| TASK STATEMENT |
How many lines of the entries below include the word "this"? Answer with the number alone.

| Records from a data source |
↓
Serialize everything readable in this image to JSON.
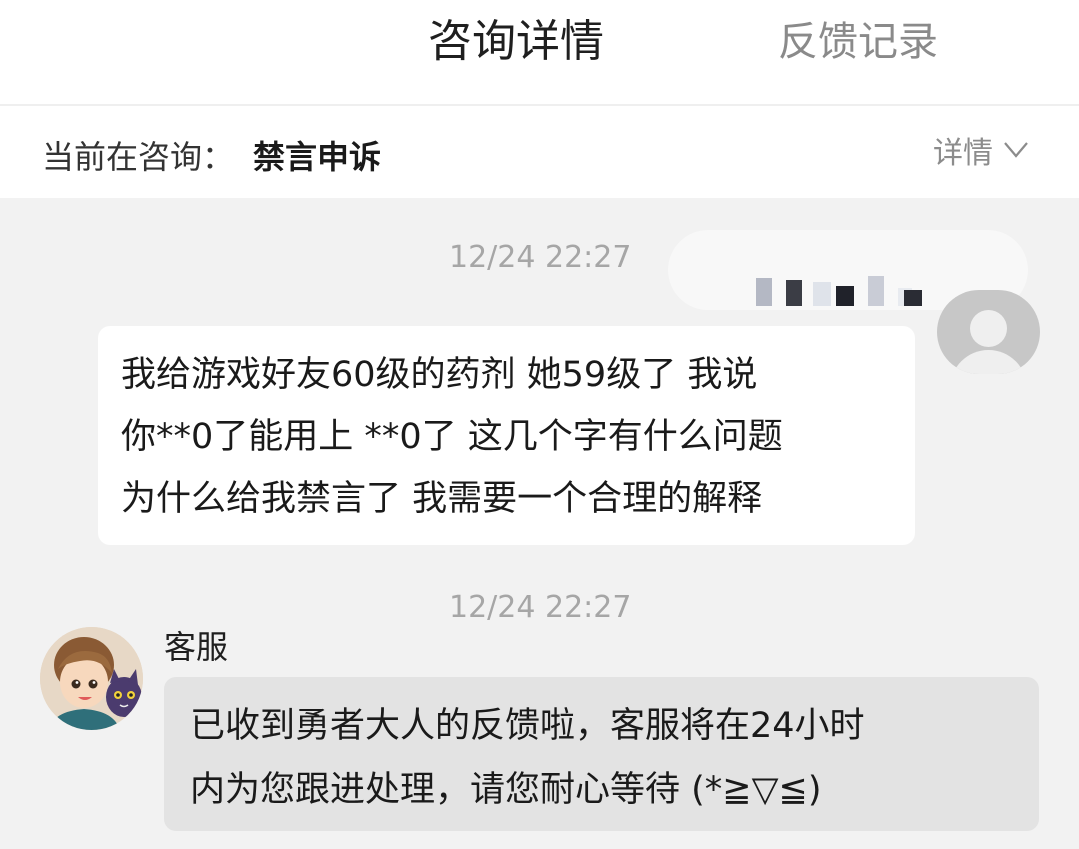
{
  "header": {
    "tabs": [
      {
        "label": "咨询详情",
        "active": true
      },
      {
        "label": "反馈记录",
        "active": false
      }
    ]
  },
  "consult_bar": {
    "prefix": "当前在咨询：",
    "topic": "禁言申诉",
    "detail_label": "详情"
  },
  "messages": [
    {
      "timestamp": "12/24 22:27",
      "sender": "user",
      "lines": [
        "我给游戏好友60级的药剂 她59级了 我说",
        "你**0了能用上 **0了 这几个字有什么问题",
        "为什么给我禁言了 我需要一个合理的解释"
      ]
    },
    {
      "timestamp": "12/24 22:27",
      "sender_name": "客服",
      "lines": [
        "已收到勇者大人的反馈啦，客服将在24小时",
        "内为您跟进处理，请您耐心等待 (*≧▽≦)"
      ]
    }
  ],
  "colors": {
    "page_bg": "#f2f2f2",
    "user_bubble": "#ffffff",
    "agent_bubble": "#e3e3e3",
    "timestamp": "#a6a6a6"
  }
}
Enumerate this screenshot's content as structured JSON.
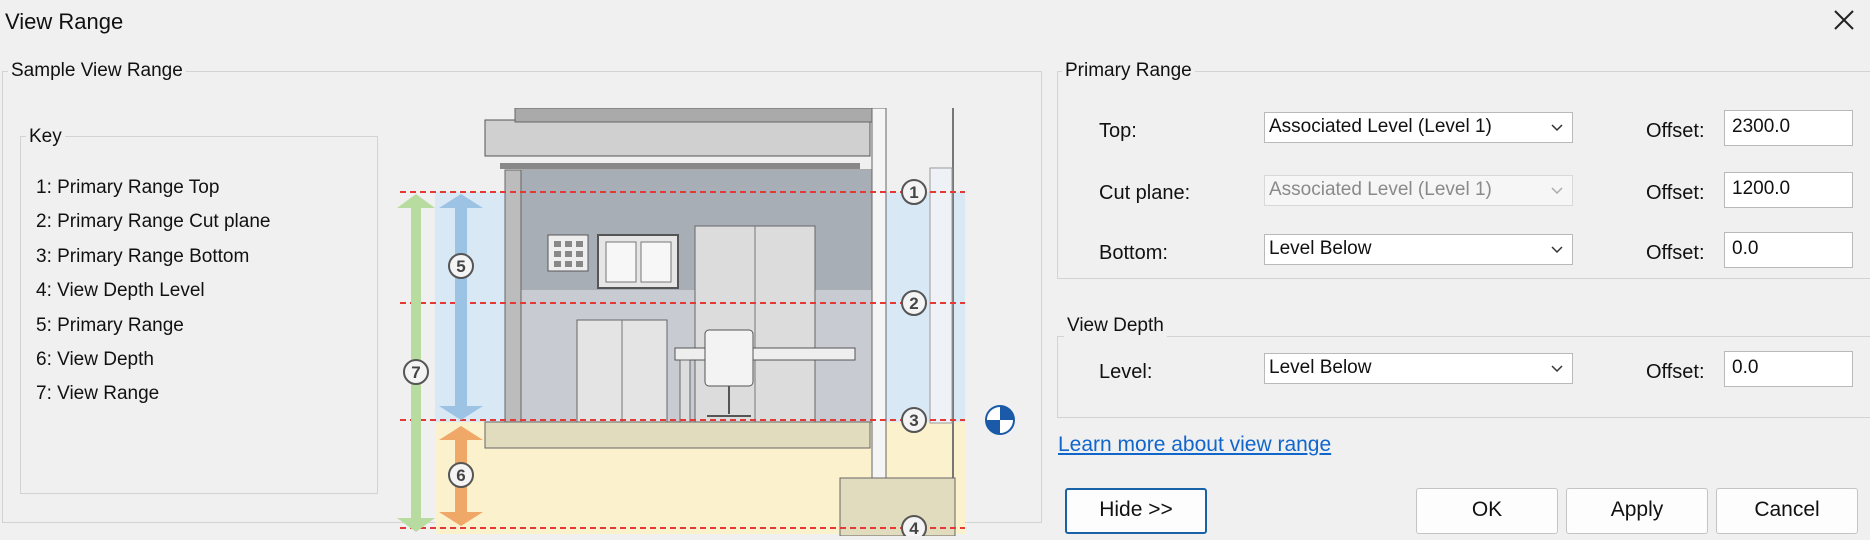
{
  "window": {
    "title": "View Range"
  },
  "sample": {
    "group_title": "Sample View Range",
    "key_title": "Key",
    "key_items": [
      "1: Primary Range Top",
      "2: Primary Range Cut plane",
      "3: Primary Range Bottom",
      "4: View Depth Level",
      "5: Primary Range",
      "6: View Depth",
      "7: View Range"
    ],
    "markers": [
      "1",
      "2",
      "3",
      "4",
      "5",
      "6",
      "7"
    ]
  },
  "primary_range": {
    "title": "Primary Range",
    "rows": [
      {
        "label": "Top:",
        "value": "Associated Level (Level 1)",
        "offset_label": "Offset:",
        "offset": "2300.0",
        "enabled": true
      },
      {
        "label": "Cut plane:",
        "value": "Associated Level (Level 1)",
        "offset_label": "Offset:",
        "offset": "1200.0",
        "enabled": false
      },
      {
        "label": "Bottom:",
        "value": "Level Below",
        "offset_label": "Offset:",
        "offset": "0.0",
        "enabled": true
      }
    ]
  },
  "view_depth": {
    "title": "View Depth",
    "label": "Level:",
    "value": "Level Below",
    "offset_label": "Offset:",
    "offset": "0.0"
  },
  "link": "Learn more about view range",
  "buttons": {
    "hide": "Hide >>",
    "ok": "OK",
    "apply": "Apply",
    "cancel": "Cancel"
  },
  "colors": {
    "link": "#1166cc",
    "primary_button_border": "#1a62a8",
    "guide_line": "#e53935",
    "range_blue": "#9cc3e4",
    "range_orange": "#f0a868",
    "range_green": "#b8dca0"
  },
  "icons": [
    "close-icon",
    "chevron-down-icon",
    "level-marker-icon"
  ]
}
↑
| REPLY TO THE EXERCISE |
2